Collection entries:
○ ○ ○ ○ ○ ○ ○

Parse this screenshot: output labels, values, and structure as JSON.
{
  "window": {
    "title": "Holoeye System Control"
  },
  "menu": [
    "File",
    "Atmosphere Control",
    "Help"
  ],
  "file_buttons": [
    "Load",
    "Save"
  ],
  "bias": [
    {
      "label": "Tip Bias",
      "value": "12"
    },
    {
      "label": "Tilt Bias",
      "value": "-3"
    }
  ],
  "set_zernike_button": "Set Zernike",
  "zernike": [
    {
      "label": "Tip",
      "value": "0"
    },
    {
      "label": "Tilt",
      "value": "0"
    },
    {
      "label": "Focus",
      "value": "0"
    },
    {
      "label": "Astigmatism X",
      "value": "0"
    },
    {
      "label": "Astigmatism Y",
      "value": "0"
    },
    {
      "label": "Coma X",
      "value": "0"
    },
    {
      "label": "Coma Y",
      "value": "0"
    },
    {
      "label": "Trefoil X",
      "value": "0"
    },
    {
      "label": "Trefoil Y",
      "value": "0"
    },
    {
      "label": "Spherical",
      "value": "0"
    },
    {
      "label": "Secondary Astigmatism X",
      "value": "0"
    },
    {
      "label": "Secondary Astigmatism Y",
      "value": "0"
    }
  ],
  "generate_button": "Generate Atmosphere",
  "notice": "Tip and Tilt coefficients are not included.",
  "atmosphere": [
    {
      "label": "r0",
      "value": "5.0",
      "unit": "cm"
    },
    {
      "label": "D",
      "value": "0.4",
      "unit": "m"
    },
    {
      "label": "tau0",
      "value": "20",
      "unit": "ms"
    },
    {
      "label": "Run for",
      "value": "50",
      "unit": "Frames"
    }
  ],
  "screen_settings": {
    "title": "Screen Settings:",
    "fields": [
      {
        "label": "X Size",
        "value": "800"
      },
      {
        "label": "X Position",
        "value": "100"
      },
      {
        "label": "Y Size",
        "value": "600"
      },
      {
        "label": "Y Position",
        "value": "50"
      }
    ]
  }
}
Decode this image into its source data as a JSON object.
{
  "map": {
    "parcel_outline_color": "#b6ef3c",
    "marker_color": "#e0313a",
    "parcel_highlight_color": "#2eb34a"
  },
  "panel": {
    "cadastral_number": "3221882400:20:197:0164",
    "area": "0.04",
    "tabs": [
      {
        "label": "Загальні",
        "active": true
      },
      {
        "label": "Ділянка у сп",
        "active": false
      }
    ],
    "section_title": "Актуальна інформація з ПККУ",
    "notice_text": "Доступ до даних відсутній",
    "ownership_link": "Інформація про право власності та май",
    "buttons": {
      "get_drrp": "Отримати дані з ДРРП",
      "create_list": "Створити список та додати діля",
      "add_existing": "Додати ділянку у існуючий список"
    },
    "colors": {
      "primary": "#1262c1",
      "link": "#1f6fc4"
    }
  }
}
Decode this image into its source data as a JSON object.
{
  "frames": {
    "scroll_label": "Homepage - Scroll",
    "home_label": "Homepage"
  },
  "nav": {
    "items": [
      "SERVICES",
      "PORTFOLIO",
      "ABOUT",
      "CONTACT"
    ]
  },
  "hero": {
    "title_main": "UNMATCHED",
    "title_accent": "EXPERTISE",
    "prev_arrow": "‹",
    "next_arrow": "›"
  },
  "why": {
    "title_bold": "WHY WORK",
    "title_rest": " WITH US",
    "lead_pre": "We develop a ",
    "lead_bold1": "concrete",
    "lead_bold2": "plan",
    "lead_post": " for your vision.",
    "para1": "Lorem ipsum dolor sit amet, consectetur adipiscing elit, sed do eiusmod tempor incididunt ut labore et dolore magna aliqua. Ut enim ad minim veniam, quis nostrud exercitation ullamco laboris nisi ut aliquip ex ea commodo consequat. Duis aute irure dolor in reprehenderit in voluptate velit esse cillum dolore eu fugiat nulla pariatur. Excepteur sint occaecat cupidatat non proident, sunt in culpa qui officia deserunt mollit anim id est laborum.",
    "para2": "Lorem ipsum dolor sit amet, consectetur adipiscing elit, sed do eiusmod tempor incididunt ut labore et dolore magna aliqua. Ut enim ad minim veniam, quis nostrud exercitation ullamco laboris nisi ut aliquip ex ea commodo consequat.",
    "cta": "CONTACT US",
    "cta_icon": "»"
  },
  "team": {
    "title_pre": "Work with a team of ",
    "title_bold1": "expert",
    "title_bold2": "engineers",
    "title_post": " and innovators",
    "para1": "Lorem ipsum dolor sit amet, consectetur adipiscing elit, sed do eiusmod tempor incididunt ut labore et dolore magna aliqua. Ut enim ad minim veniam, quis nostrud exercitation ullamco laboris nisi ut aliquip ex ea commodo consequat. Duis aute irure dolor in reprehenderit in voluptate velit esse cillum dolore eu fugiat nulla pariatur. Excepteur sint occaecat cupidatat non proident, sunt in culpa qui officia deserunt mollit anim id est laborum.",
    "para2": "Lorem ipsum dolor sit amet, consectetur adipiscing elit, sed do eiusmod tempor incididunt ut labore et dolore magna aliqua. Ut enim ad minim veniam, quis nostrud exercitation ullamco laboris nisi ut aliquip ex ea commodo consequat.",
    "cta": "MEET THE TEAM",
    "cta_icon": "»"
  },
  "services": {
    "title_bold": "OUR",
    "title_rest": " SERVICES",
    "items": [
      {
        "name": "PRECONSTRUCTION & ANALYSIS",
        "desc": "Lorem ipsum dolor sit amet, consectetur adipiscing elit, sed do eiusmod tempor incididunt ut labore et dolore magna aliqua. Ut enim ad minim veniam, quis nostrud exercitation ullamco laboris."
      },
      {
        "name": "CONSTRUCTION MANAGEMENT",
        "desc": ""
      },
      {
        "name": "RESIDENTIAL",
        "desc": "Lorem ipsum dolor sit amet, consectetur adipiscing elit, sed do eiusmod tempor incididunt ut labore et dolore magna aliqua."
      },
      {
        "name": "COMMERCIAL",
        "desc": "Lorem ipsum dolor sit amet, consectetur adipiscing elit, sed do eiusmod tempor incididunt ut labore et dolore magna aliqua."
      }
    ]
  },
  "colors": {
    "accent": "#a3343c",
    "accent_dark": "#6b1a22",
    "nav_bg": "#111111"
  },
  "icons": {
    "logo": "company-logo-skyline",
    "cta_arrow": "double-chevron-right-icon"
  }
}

○ ○ ○ ○ ○ ○ ○

SHORT EXERCISE
In the listing, find all lines with the string "Secondary" and copy them.

REPLY TO THE TASK
      "label": "Secondary Astigmatism X",
      "label": "Secondary Astigmatism Y",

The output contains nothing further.